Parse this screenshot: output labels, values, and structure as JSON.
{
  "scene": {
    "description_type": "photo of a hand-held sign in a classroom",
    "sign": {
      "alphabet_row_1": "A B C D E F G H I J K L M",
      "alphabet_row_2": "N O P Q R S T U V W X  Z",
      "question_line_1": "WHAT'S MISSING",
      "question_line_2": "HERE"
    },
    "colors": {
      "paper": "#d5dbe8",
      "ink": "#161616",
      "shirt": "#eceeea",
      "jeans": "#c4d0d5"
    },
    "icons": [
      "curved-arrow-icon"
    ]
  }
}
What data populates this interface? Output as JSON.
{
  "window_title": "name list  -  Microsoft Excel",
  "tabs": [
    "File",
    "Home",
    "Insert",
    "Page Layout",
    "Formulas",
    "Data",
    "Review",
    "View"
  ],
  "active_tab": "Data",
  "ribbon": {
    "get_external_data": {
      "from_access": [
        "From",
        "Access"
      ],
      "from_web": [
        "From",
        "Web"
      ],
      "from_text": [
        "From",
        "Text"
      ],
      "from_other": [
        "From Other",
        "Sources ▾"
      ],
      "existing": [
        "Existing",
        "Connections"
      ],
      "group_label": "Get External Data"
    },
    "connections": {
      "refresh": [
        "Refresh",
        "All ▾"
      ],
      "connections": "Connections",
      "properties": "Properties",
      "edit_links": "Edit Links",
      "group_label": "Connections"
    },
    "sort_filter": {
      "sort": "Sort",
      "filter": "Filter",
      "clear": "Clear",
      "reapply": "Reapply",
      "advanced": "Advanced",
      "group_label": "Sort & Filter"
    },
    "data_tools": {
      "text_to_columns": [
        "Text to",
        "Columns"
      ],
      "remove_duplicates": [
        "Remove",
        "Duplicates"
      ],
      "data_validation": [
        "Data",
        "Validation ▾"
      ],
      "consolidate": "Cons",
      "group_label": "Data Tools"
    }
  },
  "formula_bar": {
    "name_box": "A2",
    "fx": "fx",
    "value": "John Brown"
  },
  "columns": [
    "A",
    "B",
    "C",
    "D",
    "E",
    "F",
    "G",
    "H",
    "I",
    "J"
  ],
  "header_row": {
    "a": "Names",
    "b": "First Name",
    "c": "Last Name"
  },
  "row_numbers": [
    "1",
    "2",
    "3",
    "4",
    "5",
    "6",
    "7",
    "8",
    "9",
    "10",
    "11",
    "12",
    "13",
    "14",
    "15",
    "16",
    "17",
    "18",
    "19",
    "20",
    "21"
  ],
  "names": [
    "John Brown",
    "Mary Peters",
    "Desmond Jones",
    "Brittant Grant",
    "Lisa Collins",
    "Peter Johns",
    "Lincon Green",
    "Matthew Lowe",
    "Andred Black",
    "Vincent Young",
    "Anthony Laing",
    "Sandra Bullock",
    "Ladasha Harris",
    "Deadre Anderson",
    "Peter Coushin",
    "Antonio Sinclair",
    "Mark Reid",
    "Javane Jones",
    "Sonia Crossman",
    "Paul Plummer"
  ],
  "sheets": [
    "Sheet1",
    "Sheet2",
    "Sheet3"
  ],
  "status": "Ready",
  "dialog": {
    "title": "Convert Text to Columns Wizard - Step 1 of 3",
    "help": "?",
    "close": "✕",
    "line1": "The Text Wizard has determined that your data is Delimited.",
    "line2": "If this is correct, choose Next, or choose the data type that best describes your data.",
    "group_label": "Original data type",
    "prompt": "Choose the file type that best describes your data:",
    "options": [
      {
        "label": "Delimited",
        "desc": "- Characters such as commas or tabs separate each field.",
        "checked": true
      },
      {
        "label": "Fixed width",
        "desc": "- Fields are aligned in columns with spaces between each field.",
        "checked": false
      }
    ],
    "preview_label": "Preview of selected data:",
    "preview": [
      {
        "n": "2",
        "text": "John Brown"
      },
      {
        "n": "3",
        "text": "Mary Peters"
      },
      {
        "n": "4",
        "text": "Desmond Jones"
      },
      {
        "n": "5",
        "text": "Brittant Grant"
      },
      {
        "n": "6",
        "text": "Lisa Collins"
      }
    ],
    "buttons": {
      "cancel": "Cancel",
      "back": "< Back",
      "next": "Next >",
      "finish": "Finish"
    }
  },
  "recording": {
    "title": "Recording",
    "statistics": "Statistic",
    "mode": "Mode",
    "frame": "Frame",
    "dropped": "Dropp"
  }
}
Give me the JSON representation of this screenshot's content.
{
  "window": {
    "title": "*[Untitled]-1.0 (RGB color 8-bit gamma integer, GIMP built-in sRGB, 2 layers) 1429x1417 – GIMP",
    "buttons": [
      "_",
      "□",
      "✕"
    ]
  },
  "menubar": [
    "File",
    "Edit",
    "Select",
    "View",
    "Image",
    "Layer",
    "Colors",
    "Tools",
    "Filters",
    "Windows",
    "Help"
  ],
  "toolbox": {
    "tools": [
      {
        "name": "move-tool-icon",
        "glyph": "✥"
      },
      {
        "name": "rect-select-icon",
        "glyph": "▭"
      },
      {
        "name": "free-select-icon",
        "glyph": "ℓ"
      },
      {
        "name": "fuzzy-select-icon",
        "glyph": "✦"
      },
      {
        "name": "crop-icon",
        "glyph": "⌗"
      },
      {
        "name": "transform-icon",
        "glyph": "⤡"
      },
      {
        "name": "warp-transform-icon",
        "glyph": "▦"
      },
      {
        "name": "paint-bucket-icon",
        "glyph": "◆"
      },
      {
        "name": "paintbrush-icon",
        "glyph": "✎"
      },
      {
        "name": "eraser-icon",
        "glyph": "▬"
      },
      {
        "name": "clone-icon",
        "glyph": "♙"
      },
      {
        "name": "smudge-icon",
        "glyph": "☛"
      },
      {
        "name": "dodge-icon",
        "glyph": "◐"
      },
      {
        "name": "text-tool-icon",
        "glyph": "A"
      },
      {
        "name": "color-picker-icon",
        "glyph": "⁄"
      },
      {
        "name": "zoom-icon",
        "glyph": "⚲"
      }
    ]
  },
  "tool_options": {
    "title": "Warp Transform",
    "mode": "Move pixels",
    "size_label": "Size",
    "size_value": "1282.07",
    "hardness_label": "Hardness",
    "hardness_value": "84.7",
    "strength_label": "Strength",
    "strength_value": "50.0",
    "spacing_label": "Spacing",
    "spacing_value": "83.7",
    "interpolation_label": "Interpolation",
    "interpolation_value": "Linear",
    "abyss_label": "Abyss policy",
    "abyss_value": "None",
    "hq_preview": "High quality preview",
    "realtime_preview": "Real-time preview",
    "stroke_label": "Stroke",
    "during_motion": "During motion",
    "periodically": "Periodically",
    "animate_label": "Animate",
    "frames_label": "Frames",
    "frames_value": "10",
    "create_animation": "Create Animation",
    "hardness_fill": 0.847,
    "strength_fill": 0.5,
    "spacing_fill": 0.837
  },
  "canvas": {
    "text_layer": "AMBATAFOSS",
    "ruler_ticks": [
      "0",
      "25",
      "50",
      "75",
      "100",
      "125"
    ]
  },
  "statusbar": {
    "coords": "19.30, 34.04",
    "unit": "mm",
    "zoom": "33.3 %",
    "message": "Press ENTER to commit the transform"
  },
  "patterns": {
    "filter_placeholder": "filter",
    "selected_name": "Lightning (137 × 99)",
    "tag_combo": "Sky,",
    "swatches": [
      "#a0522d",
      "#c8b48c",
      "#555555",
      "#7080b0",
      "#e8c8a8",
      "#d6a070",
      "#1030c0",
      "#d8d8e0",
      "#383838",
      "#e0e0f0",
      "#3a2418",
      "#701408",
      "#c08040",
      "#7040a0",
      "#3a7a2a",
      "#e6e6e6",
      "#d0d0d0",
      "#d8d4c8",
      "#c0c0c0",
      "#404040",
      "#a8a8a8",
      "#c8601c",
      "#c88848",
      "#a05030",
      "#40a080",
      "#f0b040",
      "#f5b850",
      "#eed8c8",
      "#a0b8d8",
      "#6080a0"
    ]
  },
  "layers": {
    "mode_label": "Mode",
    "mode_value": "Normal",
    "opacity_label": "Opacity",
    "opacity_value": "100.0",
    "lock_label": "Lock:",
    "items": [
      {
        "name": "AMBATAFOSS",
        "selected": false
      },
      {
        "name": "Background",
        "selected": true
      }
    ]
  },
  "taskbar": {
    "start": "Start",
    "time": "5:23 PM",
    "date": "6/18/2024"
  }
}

------------------------

--- EXERCISE ---
Check every line of the records above for the string "tabs" and say how many contain it, giving the number alone.

--- FINAL ANSWER ---
2